═══ Given records ═══

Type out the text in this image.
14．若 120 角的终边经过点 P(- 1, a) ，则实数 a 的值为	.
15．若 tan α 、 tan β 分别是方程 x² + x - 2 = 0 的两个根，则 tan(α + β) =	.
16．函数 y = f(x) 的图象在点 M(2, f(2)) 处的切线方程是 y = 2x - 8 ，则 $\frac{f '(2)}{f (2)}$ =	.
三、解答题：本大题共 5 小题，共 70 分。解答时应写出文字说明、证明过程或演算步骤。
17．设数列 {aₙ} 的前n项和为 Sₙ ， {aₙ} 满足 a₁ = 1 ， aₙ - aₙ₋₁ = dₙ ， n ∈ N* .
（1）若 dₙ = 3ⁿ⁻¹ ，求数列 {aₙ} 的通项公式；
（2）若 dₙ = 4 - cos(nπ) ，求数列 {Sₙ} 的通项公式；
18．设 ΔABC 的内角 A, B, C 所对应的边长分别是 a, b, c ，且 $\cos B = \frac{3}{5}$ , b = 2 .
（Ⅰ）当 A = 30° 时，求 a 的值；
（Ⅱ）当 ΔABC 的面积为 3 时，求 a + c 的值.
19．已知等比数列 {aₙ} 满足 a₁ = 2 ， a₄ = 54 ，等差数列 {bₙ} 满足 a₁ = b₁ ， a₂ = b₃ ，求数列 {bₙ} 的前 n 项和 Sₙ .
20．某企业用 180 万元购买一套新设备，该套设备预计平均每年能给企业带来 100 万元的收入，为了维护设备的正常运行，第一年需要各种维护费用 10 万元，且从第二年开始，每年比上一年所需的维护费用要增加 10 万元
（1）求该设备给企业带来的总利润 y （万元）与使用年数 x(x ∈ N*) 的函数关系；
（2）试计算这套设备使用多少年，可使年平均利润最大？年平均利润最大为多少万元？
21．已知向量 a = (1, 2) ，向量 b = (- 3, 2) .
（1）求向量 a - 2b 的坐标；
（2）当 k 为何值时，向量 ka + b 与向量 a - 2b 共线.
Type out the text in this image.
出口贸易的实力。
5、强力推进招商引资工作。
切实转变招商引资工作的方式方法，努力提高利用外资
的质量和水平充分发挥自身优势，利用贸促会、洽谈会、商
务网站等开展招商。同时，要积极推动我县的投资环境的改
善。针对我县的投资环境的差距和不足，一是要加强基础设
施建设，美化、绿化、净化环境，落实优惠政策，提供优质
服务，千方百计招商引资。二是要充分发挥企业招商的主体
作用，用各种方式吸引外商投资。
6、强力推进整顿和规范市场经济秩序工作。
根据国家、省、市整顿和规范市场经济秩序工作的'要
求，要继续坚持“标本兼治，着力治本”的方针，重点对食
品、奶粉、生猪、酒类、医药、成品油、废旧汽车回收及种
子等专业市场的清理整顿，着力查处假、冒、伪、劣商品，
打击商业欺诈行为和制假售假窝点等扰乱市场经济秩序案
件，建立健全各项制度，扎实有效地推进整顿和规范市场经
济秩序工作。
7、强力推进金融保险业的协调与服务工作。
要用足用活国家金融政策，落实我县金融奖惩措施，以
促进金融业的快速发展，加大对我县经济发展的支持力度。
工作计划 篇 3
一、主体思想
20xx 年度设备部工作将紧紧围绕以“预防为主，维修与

═══

[What to produce]
Restate the data above exactly, keeping each word as it stands.

[Full solution]
Type out the text in this image.
14．若 120 角的终边经过点 P(- 1, a) ，则实数 a 的值为	.
15．若 tan α 、 tan β 分别是方程 x² + x - 2 = 0 的两个根，则 tan(α + β) =	.
16．函数 y = f(x) 的图象在点 M(2, f(2)) 处的切线方程是 y = 2x - 8 ，则 $\frac{f '(2)}{f (2)}$ =	.
三、解答题：本大题共 5 小题，共 70 分。解答时应写出文字说明、证明过程或演算步骤。
17．设数列 {aₙ} 的前n项和为 Sₙ ， {aₙ} 满足 a₁ = 1 ， aₙ - aₙ₋₁ = dₙ ， n ∈ N* .
（1）若 dₙ = 3ⁿ⁻¹ ，求数列 {aₙ} 的通项公式；
（2）若 dₙ = 4 - cos(nπ) ，求数列 {Sₙ} 的通项公式；
18．设 ΔABC 的内角 A, B, C 所对应的边长分别是 a, b, c ，且 $\cos B = \frac{3}{5}$ , b = 2 .
（Ⅰ）当 A = 30° 时，求 a 的值；
（Ⅱ）当 ΔABC 的面积为 3 时，求 a + c 的值.
19．已知等比数列 {aₙ} 满足 a₁ = 2 ， a₄ = 54 ，等差数列 {bₙ} 满足 a₁ = b₁ ， a₂ = b₃ ，求数列 {bₙ} 的前 n 项和 Sₙ .
20．某企业用 180 万元购买一套新设备，该套设备预计平均每年能给企业带来 100 万元的收入，为了维护设备的正常运行，第一年需要各种维护费用 10 万元，且从第二年开始，每年比上一年所需的维护费用要增加 10 万元
（1）求该设备给企业带来的总利润 y （万元）与使用年数 x(x ∈ N*) 的函数关系；
（2）试计算这套设备使用多少年，可使年平均利润最大？年平均利润最大为多少万元？
21．已知向量 a = (1, 2) ，向量 b = (- 3, 2) .
（1）求向量 a - 2b 的坐标；
（2）当 k 为何值时，向量 ka + b 与向量 a - 2b 共线.
Type out the text in this image.
出口贸易的实力。
5、强力推进招商引资工作。
切实转变招商引资工作的方式方法，努力提高利用外资
的质量和水平充分发挥自身优势，利用贸促会、洽谈会、商
务网站等开展招商。同时，要积极推动我县的投资环境的改
善。针对我县的投资环境的差距和不足，一是要加强基础设
施建设，美化、绿化、净化环境，落实优惠政策，提供优质
服务，千方百计招商引资。二是要充分发挥企业招商的主体
作用，用各种方式吸引外商投资。
6、强力推进整顿和规范市场经济秩序工作。
根据国家、省、市整顿和规范市场经济秩序工作的'要
求，要继续坚持“标本兼治，着力治本”的方针，重点对食
品、奶粉、生猪、酒类、医药、成品油、废旧汽车回收及种
子等专业市场的清理整顿，着力查处假、冒、伪、劣商品，
打击商业欺诈行为和制假售假窝点等扰乱市场经济秩序案
件，建立健全各项制度，扎实有效地推进整顿和规范市场经
济秩序工作。
7、强力推进金融保险业的协调与服务工作。
要用足用活国家金融政策，落实我县金融奖惩措施，以
促进金融业的快速发展，加大对我县经济发展的支持力度。
工作计划 篇 3
一、主体思想
20xx 年度设备部工作将紧紧围绕以“预防为主，维修与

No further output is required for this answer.